Records in a dataset
——

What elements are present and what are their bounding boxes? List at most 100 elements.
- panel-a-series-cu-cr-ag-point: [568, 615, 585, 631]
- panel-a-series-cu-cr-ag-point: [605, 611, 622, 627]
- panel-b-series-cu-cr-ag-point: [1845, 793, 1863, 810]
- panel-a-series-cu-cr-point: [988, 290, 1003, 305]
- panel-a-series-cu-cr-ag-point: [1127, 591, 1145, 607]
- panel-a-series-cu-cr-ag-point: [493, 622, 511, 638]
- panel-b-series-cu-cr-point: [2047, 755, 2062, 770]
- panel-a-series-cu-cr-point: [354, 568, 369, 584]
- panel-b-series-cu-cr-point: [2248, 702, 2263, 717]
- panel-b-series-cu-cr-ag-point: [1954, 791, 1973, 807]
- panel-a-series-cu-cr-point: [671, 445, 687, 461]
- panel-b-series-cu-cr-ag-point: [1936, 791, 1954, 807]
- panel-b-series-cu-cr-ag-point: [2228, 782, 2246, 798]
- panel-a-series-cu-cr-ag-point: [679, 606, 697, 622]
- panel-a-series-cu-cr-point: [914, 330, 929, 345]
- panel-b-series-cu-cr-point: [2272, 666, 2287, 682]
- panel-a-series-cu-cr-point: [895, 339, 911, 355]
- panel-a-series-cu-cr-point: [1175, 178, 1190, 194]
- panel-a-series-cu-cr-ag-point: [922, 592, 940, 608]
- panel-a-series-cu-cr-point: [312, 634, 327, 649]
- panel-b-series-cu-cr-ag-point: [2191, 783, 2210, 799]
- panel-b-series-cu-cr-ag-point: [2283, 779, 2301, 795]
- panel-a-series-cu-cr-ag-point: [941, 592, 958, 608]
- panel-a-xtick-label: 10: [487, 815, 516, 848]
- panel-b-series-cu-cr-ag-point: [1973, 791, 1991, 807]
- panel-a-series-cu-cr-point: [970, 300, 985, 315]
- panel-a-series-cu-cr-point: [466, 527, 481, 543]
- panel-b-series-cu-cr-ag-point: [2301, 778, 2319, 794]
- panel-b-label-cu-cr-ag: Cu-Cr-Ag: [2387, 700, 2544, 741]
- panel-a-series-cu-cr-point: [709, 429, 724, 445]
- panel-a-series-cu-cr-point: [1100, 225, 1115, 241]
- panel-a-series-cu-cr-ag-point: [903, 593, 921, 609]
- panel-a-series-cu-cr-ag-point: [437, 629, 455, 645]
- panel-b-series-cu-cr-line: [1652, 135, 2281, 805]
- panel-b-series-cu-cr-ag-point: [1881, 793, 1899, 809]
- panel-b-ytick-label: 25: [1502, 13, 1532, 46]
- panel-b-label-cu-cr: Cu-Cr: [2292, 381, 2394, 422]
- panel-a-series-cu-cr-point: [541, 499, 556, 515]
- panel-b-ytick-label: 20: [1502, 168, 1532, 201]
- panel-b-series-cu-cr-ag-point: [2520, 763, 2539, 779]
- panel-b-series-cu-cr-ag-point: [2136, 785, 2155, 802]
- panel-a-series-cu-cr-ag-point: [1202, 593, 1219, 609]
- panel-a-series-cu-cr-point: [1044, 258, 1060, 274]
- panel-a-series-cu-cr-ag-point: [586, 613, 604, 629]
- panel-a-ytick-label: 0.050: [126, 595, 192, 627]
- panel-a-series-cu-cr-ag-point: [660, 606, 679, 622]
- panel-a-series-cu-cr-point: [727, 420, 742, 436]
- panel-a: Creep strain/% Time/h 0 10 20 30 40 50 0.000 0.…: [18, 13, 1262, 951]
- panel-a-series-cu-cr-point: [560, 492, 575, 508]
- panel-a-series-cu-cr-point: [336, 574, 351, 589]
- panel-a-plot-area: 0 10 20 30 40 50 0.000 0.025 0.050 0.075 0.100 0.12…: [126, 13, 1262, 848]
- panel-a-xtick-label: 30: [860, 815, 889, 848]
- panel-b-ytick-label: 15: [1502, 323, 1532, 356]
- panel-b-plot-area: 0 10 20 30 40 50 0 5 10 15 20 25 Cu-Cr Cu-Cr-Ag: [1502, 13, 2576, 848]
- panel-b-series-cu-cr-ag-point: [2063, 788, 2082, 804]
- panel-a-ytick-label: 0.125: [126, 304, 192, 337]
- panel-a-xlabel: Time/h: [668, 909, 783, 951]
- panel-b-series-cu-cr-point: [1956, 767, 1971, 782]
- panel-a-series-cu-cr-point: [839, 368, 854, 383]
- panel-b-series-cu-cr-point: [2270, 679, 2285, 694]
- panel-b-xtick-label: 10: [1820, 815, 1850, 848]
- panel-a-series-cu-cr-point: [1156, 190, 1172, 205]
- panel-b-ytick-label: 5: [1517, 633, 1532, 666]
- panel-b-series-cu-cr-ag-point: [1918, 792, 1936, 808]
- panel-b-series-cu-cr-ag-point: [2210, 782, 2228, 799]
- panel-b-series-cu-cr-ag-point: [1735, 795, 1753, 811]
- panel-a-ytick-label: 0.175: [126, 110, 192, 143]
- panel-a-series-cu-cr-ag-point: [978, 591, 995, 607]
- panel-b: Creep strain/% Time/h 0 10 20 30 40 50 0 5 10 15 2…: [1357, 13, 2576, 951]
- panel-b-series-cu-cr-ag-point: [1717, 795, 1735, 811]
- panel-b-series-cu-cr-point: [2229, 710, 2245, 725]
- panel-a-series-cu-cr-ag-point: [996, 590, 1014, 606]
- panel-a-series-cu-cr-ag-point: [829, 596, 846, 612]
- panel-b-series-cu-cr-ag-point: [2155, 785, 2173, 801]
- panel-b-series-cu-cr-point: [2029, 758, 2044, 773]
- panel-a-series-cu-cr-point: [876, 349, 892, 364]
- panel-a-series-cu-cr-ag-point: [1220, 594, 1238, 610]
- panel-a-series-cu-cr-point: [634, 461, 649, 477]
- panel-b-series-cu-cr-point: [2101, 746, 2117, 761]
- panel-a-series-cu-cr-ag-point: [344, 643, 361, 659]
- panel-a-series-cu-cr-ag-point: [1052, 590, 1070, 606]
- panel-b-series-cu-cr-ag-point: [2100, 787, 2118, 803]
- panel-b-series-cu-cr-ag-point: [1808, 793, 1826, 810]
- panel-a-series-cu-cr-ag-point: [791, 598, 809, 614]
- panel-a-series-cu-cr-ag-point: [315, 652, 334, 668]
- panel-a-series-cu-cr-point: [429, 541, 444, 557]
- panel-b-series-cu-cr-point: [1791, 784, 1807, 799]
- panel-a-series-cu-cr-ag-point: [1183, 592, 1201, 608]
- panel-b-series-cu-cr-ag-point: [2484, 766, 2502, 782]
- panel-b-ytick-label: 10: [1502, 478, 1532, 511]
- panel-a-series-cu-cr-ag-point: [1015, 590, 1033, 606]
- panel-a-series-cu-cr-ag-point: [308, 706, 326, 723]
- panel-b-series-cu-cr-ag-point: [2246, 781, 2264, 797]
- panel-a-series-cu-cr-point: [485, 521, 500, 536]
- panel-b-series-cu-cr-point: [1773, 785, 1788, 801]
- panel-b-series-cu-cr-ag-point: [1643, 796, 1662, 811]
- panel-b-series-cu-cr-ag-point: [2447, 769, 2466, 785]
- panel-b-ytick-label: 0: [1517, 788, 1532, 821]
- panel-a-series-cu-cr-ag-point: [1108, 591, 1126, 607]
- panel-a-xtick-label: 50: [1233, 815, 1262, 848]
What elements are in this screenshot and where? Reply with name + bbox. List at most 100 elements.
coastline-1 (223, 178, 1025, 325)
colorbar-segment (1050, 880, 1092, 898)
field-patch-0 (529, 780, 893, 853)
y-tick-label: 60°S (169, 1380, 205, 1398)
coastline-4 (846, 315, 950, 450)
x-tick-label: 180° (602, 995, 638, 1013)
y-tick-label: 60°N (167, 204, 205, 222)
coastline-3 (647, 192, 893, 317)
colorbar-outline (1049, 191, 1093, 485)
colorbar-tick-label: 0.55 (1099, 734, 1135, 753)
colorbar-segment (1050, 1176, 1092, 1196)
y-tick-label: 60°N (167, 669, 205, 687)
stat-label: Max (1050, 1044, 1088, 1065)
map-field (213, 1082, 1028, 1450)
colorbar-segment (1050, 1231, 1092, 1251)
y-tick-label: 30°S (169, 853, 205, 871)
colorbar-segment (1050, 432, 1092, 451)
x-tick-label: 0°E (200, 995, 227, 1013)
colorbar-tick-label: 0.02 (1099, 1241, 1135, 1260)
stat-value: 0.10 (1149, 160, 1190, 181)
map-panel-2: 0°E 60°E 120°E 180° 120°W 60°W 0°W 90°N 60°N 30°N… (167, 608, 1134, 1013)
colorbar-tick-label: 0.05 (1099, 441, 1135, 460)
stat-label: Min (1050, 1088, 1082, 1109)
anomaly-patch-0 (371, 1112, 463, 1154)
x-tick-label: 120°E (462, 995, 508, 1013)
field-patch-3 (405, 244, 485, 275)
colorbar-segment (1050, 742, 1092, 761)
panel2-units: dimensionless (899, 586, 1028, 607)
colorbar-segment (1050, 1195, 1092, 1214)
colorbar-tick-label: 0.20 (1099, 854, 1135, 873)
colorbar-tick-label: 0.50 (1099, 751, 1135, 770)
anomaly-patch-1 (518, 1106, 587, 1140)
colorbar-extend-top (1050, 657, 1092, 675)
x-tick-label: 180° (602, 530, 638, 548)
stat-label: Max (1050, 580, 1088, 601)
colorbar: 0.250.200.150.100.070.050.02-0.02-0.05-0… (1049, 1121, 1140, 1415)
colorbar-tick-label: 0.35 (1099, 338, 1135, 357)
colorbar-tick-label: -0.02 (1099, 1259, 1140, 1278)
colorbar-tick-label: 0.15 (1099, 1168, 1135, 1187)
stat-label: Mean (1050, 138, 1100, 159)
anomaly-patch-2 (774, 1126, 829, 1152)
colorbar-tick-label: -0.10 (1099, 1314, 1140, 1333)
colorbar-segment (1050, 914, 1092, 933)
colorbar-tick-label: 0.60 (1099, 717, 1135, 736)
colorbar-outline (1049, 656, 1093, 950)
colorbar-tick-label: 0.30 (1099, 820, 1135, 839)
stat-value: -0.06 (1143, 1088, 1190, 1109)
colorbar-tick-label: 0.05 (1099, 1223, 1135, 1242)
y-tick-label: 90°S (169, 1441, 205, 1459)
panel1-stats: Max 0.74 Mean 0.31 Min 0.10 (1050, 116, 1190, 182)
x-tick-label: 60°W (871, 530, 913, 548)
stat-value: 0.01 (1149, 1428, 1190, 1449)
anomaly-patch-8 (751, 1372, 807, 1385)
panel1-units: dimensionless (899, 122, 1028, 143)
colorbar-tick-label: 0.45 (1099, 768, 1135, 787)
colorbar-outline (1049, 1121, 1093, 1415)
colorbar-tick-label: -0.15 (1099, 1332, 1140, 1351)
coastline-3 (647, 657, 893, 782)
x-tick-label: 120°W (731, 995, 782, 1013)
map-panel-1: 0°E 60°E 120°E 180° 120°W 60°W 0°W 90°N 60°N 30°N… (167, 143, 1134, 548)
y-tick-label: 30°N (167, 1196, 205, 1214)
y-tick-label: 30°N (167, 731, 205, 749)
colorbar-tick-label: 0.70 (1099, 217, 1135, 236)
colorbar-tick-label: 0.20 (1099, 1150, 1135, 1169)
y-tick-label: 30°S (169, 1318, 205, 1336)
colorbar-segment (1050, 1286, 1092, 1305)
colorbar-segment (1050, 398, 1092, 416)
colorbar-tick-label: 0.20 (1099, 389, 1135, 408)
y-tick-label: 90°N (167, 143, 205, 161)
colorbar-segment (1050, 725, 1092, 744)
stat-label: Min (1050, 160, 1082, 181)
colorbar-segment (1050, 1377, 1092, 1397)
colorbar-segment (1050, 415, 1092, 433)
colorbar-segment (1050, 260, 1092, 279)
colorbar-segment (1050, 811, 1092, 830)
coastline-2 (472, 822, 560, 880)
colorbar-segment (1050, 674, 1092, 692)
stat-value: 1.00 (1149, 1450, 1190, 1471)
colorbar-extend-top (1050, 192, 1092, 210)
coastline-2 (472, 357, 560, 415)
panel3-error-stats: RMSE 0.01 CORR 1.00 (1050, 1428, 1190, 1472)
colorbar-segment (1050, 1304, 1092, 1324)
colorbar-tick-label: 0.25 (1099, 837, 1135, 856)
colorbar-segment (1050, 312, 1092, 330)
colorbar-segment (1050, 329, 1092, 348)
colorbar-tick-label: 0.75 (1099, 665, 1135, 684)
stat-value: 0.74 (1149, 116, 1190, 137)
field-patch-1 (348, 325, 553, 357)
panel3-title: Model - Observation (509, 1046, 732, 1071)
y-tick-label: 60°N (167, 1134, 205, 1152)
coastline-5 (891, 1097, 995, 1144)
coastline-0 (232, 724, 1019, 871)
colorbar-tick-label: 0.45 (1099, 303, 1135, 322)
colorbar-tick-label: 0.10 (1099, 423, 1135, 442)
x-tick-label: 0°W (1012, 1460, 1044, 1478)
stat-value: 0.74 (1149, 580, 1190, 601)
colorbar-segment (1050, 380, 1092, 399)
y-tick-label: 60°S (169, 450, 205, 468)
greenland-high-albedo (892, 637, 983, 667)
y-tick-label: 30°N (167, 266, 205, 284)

——

[Instructions to follow]: Copy the records from the start through the line containing "- panel-a-series-cu-cr-point: [1044, 258, 1060, 274]", including that line.

[Reply]:
What elements are present and what are their bounding boxes? List at most 100 elements.
- panel-a-series-cu-cr-ag-point: [568, 615, 585, 631]
- panel-a-series-cu-cr-ag-point: [605, 611, 622, 627]
- panel-b-series-cu-cr-ag-point: [1845, 793, 1863, 810]
- panel-a-series-cu-cr-point: [988, 290, 1003, 305]
- panel-a-series-cu-cr-ag-point: [1127, 591, 1145, 607]
- panel-a-series-cu-cr-ag-point: [493, 622, 511, 638]
- panel-b-series-cu-cr-point: [2047, 755, 2062, 770]
- panel-a-series-cu-cr-point: [354, 568, 369, 584]
- panel-b-series-cu-cr-point: [2248, 702, 2263, 717]
- panel-b-series-cu-cr-ag-point: [1954, 791, 1973, 807]
- panel-a-series-cu-cr-point: [671, 445, 687, 461]
- panel-b-series-cu-cr-ag-point: [1936, 791, 1954, 807]
- panel-b-series-cu-cr-ag-point: [2228, 782, 2246, 798]
- panel-a-series-cu-cr-ag-point: [679, 606, 697, 622]
- panel-a-series-cu-cr-point: [914, 330, 929, 345]
- panel-b-series-cu-cr-point: [2272, 666, 2287, 682]
- panel-a-series-cu-cr-point: [895, 339, 911, 355]
- panel-a-series-cu-cr-point: [1175, 178, 1190, 194]
- panel-a-series-cu-cr-ag-point: [922, 592, 940, 608]
- panel-a-series-cu-cr-point: [312, 634, 327, 649]
- panel-b-series-cu-cr-ag-point: [2191, 783, 2210, 799]
- panel-b-series-cu-cr-ag-point: [2283, 779, 2301, 795]
- panel-a-series-cu-cr-ag-point: [941, 592, 958, 608]
- panel-a-xtick-label: 10: [487, 815, 516, 848]
- panel-b-series-cu-cr-ag-point: [1973, 791, 1991, 807]
- panel-a-series-cu-cr-point: [970, 300, 985, 315]
- panel-a-series-cu-cr-point: [466, 527, 481, 543]
- panel-b-series-cu-cr-ag-point: [2301, 778, 2319, 794]
- panel-b-label-cu-cr-ag: Cu-Cr-Ag: [2387, 700, 2544, 741]
- panel-a-series-cu-cr-point: [709, 429, 724, 445]
- panel-a-series-cu-cr-point: [1100, 225, 1115, 241]
- panel-a-series-cu-cr-ag-point: [903, 593, 921, 609]
- panel-a-series-cu-cr-ag-point: [437, 629, 455, 645]
- panel-b-series-cu-cr-line: [1652, 135, 2281, 805]
- panel-b-series-cu-cr-ag-point: [1881, 793, 1899, 809]
- panel-b-ytick-label: 25: [1502, 13, 1532, 46]
- panel-b-label-cu-cr: Cu-Cr: [2292, 381, 2394, 422]
- panel-a-series-cu-cr-point: [541, 499, 556, 515]
- panel-b-ytick-label: 20: [1502, 168, 1532, 201]
- panel-b-series-cu-cr-ag-point: [2520, 763, 2539, 779]
- panel-b-series-cu-cr-ag-point: [2136, 785, 2155, 802]
- panel-a-series-cu-cr-ag-point: [1202, 593, 1219, 609]
- panel-a-series-cu-cr-point: [1044, 258, 1060, 274]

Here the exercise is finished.